PROBLEM DESCRIPTION: Repeat the full listing, word for word.

(Part of a data file)
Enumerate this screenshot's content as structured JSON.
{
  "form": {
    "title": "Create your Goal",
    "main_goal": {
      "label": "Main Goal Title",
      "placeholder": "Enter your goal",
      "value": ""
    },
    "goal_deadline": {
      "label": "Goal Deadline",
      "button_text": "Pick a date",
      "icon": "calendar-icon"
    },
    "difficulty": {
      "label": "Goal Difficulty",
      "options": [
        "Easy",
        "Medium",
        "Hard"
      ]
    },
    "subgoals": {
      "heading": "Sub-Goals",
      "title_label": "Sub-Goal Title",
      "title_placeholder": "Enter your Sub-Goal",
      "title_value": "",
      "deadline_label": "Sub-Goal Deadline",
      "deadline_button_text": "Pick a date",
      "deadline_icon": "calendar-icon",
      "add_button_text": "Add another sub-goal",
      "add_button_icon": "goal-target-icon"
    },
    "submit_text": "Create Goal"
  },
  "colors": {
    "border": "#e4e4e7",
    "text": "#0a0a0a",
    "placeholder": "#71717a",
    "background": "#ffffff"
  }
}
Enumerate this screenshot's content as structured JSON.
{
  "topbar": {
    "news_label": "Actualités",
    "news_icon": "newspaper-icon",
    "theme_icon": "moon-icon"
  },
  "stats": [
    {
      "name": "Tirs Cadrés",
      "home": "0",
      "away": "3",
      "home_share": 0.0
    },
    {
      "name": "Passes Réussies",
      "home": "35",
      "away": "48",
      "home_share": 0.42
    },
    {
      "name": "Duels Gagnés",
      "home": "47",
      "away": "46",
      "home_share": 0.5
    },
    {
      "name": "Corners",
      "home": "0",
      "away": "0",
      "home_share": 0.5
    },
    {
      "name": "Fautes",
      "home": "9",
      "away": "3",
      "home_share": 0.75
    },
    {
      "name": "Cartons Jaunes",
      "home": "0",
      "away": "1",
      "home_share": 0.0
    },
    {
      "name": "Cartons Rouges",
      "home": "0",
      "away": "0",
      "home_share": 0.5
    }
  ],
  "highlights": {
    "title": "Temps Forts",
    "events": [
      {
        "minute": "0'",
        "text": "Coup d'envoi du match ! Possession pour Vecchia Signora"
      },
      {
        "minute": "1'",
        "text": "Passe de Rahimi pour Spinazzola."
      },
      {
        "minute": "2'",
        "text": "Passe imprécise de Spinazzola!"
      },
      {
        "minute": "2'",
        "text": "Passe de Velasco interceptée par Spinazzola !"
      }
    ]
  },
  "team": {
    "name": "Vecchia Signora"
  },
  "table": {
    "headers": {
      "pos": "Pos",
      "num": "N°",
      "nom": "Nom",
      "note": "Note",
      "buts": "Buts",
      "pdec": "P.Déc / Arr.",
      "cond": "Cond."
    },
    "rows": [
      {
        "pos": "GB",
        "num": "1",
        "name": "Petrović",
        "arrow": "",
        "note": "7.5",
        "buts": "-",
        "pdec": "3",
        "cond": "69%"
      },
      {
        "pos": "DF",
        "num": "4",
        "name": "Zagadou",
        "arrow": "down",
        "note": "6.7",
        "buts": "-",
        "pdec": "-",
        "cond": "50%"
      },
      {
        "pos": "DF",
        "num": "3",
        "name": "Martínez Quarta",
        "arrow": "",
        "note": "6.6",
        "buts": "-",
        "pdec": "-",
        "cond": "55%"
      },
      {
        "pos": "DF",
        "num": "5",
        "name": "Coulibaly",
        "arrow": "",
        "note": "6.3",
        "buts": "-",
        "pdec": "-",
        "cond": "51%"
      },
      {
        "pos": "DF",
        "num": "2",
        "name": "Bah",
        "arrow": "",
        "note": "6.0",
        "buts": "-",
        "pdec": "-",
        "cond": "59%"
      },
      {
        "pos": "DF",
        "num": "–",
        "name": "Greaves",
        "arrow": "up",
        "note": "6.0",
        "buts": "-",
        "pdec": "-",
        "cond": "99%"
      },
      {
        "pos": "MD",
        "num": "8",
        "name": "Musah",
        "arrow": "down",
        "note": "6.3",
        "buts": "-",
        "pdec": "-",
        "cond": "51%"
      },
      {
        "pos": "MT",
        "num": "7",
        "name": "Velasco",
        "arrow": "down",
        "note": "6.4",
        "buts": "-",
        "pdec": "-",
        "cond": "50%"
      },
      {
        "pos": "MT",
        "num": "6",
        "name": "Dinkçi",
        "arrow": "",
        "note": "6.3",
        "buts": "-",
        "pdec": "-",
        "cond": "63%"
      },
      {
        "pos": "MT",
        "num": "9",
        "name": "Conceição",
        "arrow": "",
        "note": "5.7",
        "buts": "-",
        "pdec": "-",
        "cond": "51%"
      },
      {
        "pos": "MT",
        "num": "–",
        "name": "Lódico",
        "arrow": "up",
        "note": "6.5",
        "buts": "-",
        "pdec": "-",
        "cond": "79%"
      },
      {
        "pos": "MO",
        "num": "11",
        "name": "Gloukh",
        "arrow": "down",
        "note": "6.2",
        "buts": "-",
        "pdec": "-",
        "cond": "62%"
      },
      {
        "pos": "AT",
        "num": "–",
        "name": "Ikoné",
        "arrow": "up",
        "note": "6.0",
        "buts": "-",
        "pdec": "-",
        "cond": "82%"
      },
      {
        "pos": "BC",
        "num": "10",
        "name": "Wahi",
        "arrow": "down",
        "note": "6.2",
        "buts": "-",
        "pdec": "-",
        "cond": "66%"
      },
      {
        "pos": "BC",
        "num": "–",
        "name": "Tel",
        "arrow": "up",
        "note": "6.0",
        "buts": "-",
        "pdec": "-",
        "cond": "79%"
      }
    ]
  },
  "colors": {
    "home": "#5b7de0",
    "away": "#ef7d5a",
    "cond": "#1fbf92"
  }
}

WRITTEN SOLUTION:
Enumerate this screenshot's content as structured JSON.
{
  "form": {
    "title": "Create your Goal",
    "main_goal": {
      "label": "Main Goal Title",
      "placeholder": "Enter your goal",
      "value": ""
    },
    "goal_deadline": {
      "label": "Goal Deadline",
      "button_text": "Pick a date",
      "icon": "calendar-icon"
    },
    "difficulty": {
      "label": "Goal Difficulty",
      "options": [
        "Easy",
        "Medium",
        "Hard"
      ]
    },
    "subgoals": {
      "heading": "Sub-Goals",
      "title_label": "Sub-Goal Title",
      "title_placeholder": "Enter your Sub-Goal",
      "title_value": "",
      "deadline_label": "Sub-Goal Deadline",
      "deadline_button_text": "Pick a date",
      "deadline_icon": "calendar-icon",
      "add_button_text": "Add another sub-goal",
      "add_button_icon": "goal-target-icon"
    },
    "submit_text": "Create Goal"
  },
  "colors": {
    "border": "#e4e4e7",
    "text": "#0a0a0a",
    "placeholder": "#71717a",
    "background": "#ffffff"
  }
}
Enumerate this screenshot's content as structured JSON.
{
  "topbar": {
    "news_label": "Actualités",
    "news_icon": "newspaper-icon",
    "theme_icon": "moon-icon"
  },
  "stats": [
    {
      "name": "Tirs Cadrés",
      "home": "0",
      "away": "3",
      "home_share": 0.0
    },
    {
      "name": "Passes Réussies",
      "home": "35",
      "away": "48",
      "home_share": 0.42
    },
    {
      "name": "Duels Gagnés",
      "home": "47",
      "away": "46",
      "home_share": 0.5
    },
    {
      "name": "Corners",
      "home": "0",
      "away": "0",
      "home_share": 0.5
    },
    {
      "name": "Fautes",
      "home": "9",
      "away": "3",
      "home_share": 0.75
    },
    {
      "name": "Cartons Jaunes",
      "home": "0",
      "away": "1",
      "home_share": 0.0
    },
    {
      "name": "Cartons Rouges",
      "home": "0",
      "away": "0",
      "home_share": 0.5
    }
  ],
  "highlights": {
    "title": "Temps Forts",
    "events": [
      {
        "minute": "0'",
        "text": "Coup d'envoi du match ! Possession pour Vecchia Signora"
      },
      {
        "minute": "1'",
        "text": "Passe de Rahimi pour Spinazzola."
      },
      {
        "minute": "2'",
        "text": "Passe imprécise de Spinazzola!"
      },
      {
        "minute": "2'",
        "text": "Passe de Velasco interceptée par Spinazzola !"
      }
    ]
  },
  "team": {
    "name": "Vecchia Signora"
  },
  "table": {
    "headers": {
      "pos": "Pos",
      "num": "N°",
      "nom": "Nom",
      "note": "Note",
      "buts": "Buts",
      "pdec": "P.Déc / Arr.",
      "cond": "Cond."
    },
    "rows": [
      {
        "pos": "GB",
        "num": "1",
        "name": "Petrović",
        "arrow": "",
        "note": "7.5",
        "buts": "-",
        "pdec": "3",
        "cond": "69%"
      },
      {
        "pos": "DF",
        "num": "4",
        "name": "Zagadou",
        "arrow": "down",
        "note": "6.7",
        "buts": "-",
        "pdec": "-",
        "cond": "50%"
      },
      {
        "pos": "DF",
        "num": "3",
        "name": "Martínez Quarta",
        "arrow": "",
        "note": "6.6",
        "buts": "-",
        "pdec": "-",
        "cond": "55%"
      },
      {
        "pos": "DF",
        "num": "5",
        "name": "Coulibaly",
        "arrow": "",
        "note": "6.3",
        "buts": "-",
        "pdec": "-",
        "cond": "51%"
      },
      {
        "pos": "DF",
        "num": "2",
        "name": "Bah",
        "arrow": "",
        "note": "6.0",
        "buts": "-",
        "pdec": "-",
        "cond": "59%"
      },
      {
        "pos": "DF",
        "num": "–",
        "name": "Greaves",
        "arrow": "up",
        "note": "6.0",
        "buts": "-",
        "pdec": "-",
        "cond": "99%"
      },
      {
        "pos": "MD",
        "num": "8",
        "name": "Musah",
        "arrow": "down",
        "note": "6.3",
        "buts": "-",
        "pdec": "-",
        "cond": "51%"
      },
      {
        "pos": "MT",
        "num": "7",
        "name": "Velasco",
        "arrow": "down",
        "note": "6.4",
        "buts": "-",
        "pdec": "-",
        "cond": "50%"
      },
      {
        "pos": "MT",
        "num": "6",
        "name": "Dinkçi",
        "arrow": "",
        "note": "6.3",
        "buts": "-",
        "pdec": "-",
        "cond": "63%"
      },
      {
        "pos": "MT",
        "num": "9",
        "name": "Conceição",
        "arrow": "",
        "note": "5.7",
        "buts": "-",
        "pdec": "-",
        "cond": "51%"
      },
      {
        "pos": "MT",
        "num": "–",
        "name": "Lódico",
        "arrow": "up",
        "note": "6.5",
        "buts": "-",
        "pdec": "-",
        "cond": "79%"
      },
      {
        "pos": "MO",
        "num": "11",
        "name": "Gloukh",
        "arrow": "down",
        "note": "6.2",
        "buts": "-",
        "pdec": "-",
        "cond": "62%"
      },
      {
        "pos": "AT",
        "num": "–",
        "name": "Ikoné",
        "arrow": "up",
        "note": "6.0",
        "buts": "-",
        "pdec": "-",
        "cond": "82%"
      },
      {
        "pos": "BC",
        "num": "10",
        "name": "Wahi",
        "arrow": "down",
        "note": "6.2",
        "buts": "-",
        "pdec": "-",
        "cond": "66%"
      },
      {
        "pos": "BC",
        "num": "–",
        "name": "Tel",
        "arrow": "up",
        "note": "6.0",
        "buts": "-",
        "pdec": "-",
        "cond": "79%"
      }
    ]
  },
  "colors": {
    "home": "#5b7de0",
    "away": "#ef7d5a",
    "cond": "#1fbf92"
  }
}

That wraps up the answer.